=== Extracted material ===

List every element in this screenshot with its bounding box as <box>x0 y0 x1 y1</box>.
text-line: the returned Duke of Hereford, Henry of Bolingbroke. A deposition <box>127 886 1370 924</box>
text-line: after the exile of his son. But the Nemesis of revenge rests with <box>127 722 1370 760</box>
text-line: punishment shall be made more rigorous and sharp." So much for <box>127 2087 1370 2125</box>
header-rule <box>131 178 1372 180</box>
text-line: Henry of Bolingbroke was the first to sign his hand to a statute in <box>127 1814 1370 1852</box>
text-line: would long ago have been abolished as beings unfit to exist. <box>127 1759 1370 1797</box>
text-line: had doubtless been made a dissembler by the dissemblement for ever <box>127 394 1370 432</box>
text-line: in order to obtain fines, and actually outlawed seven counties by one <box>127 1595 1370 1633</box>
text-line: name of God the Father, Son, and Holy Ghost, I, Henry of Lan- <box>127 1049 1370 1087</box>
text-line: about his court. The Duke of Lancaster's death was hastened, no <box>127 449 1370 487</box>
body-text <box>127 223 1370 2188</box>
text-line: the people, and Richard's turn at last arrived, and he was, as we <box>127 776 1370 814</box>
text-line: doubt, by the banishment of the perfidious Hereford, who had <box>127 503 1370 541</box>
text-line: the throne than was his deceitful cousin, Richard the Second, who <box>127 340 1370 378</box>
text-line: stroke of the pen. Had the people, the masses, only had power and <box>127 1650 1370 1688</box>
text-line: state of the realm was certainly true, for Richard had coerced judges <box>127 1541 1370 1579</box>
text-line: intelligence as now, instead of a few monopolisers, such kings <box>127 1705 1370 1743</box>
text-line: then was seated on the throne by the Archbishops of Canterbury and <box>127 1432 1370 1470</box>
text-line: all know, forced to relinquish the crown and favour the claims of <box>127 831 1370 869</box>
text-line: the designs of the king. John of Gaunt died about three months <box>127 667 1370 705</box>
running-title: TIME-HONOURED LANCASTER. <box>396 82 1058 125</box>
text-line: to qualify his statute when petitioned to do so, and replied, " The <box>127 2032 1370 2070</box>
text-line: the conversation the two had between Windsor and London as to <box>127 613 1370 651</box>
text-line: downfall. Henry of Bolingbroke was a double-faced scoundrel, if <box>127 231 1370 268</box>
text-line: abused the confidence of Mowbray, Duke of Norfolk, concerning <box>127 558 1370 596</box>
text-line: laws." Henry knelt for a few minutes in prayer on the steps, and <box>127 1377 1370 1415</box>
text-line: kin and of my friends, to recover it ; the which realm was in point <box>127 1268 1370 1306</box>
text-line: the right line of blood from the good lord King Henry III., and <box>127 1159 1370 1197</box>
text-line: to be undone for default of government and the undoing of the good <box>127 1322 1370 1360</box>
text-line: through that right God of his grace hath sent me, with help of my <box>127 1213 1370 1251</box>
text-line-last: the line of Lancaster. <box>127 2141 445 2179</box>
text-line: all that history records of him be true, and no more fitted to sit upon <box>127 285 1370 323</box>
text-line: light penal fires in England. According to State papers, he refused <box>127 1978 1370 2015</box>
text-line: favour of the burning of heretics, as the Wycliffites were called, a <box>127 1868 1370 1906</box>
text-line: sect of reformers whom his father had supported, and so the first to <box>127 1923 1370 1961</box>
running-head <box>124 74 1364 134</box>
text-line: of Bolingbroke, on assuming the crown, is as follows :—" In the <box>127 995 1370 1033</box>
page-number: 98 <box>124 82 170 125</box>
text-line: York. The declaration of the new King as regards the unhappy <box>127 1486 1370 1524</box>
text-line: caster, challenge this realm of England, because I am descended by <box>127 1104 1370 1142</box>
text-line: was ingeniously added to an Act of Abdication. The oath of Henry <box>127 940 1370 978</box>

===

Required task – Reproduce every line of the listing above word for word and in the same order.

In response –
List every element in this screenshot with its bounding box as <box>x0 y0 x1 y1</box>.
text-line: the returned Duke of Hereford, Henry of Bolingbroke. A deposition <box>127 886 1370 924</box>
text-line: after the exile of his son. But the Nemesis of revenge rests with <box>127 722 1370 760</box>
text-line: punishment shall be made more rigorous and sharp." So much for <box>127 2087 1370 2125</box>
header-rule <box>131 178 1372 180</box>
text-line: Henry of Bolingbroke was the first to sign his hand to a statute in <box>127 1814 1370 1852</box>
text-line: would long ago have been abolished as beings unfit to exist. <box>127 1759 1370 1797</box>
text-line: had doubtless been made a dissembler by the dissemblement for ever <box>127 394 1370 432</box>
text-line: in order to obtain fines, and actually outlawed seven counties by one <box>127 1595 1370 1633</box>
text-line: name of God the Father, Son, and Holy Ghost, I, Henry of Lan- <box>127 1049 1370 1087</box>
text-line: about his court. The Duke of Lancaster's death was hastened, no <box>127 449 1370 487</box>
body-text <box>127 223 1370 2188</box>
text-line: the people, and Richard's turn at last arrived, and he was, as we <box>127 776 1370 814</box>
text-line: doubt, by the banishment of the perfidious Hereford, who had <box>127 503 1370 541</box>
text-line: the throne than was his deceitful cousin, Richard the Second, who <box>127 340 1370 378</box>
text-line: stroke of the pen. Had the people, the masses, only had power and <box>127 1650 1370 1688</box>
text-line: state of the realm was certainly true, for Richard had coerced judges <box>127 1541 1370 1579</box>
text-line: intelligence as now, instead of a few monopolisers, such kings <box>127 1705 1370 1743</box>
text-line: then was seated on the throne by the Archbishops of Canterbury and <box>127 1432 1370 1470</box>
text-line: all know, forced to relinquish the crown and favour the claims of <box>127 831 1370 869</box>
text-line: the designs of the king. John of Gaunt died about three months <box>127 667 1370 705</box>
running-title: TIME-HONOURED LANCASTER. <box>396 82 1058 125</box>
text-line: to qualify his statute when petitioned to do so, and replied, " The <box>127 2032 1370 2070</box>
text-line: the conversation the two had between Windsor and London as to <box>127 613 1370 651</box>
text-line: downfall. Henry of Bolingbroke was a double-faced scoundrel, if <box>127 231 1370 268</box>
text-line: abused the confidence of Mowbray, Duke of Norfolk, concerning <box>127 558 1370 596</box>
text-line: laws." Henry knelt for a few minutes in prayer on the steps, and <box>127 1377 1370 1415</box>
text-line: kin and of my friends, to recover it ; the which realm was in point <box>127 1268 1370 1306</box>
text-line: the right line of blood from the good lord King Henry III., and <box>127 1159 1370 1197</box>
text-line: to be undone for default of government and the undoing of the good <box>127 1322 1370 1360</box>
text-line: through that right God of his grace hath sent me, with help of my <box>127 1213 1370 1251</box>
text-line-last: the line of Lancaster. <box>127 2141 445 2179</box>
text-line: all that history records of him be true, and no more fitted to sit upon <box>127 285 1370 323</box>
text-line: light penal fires in England. According to State papers, he refused <box>127 1978 1370 2015</box>
text-line: favour of the burning of heretics, as the Wycliffites were called, a <box>127 1868 1370 1906</box>
text-line: sect of reformers whom his father had supported, and so the first to <box>127 1923 1370 1961</box>
running-head <box>124 74 1364 134</box>
text-line: of Bolingbroke, on assuming the crown, is as follows :—" In the <box>127 995 1370 1033</box>
page-number: 98 <box>124 82 170 125</box>
text-line: York. The declaration of the new King as regards the unhappy <box>127 1486 1370 1524</box>
text-line: caster, challenge this realm of England, because I am descended by <box>127 1104 1370 1142</box>
text-line: was ingeniously added to an Act of Abdication. The oath of Henry <box>127 940 1370 978</box>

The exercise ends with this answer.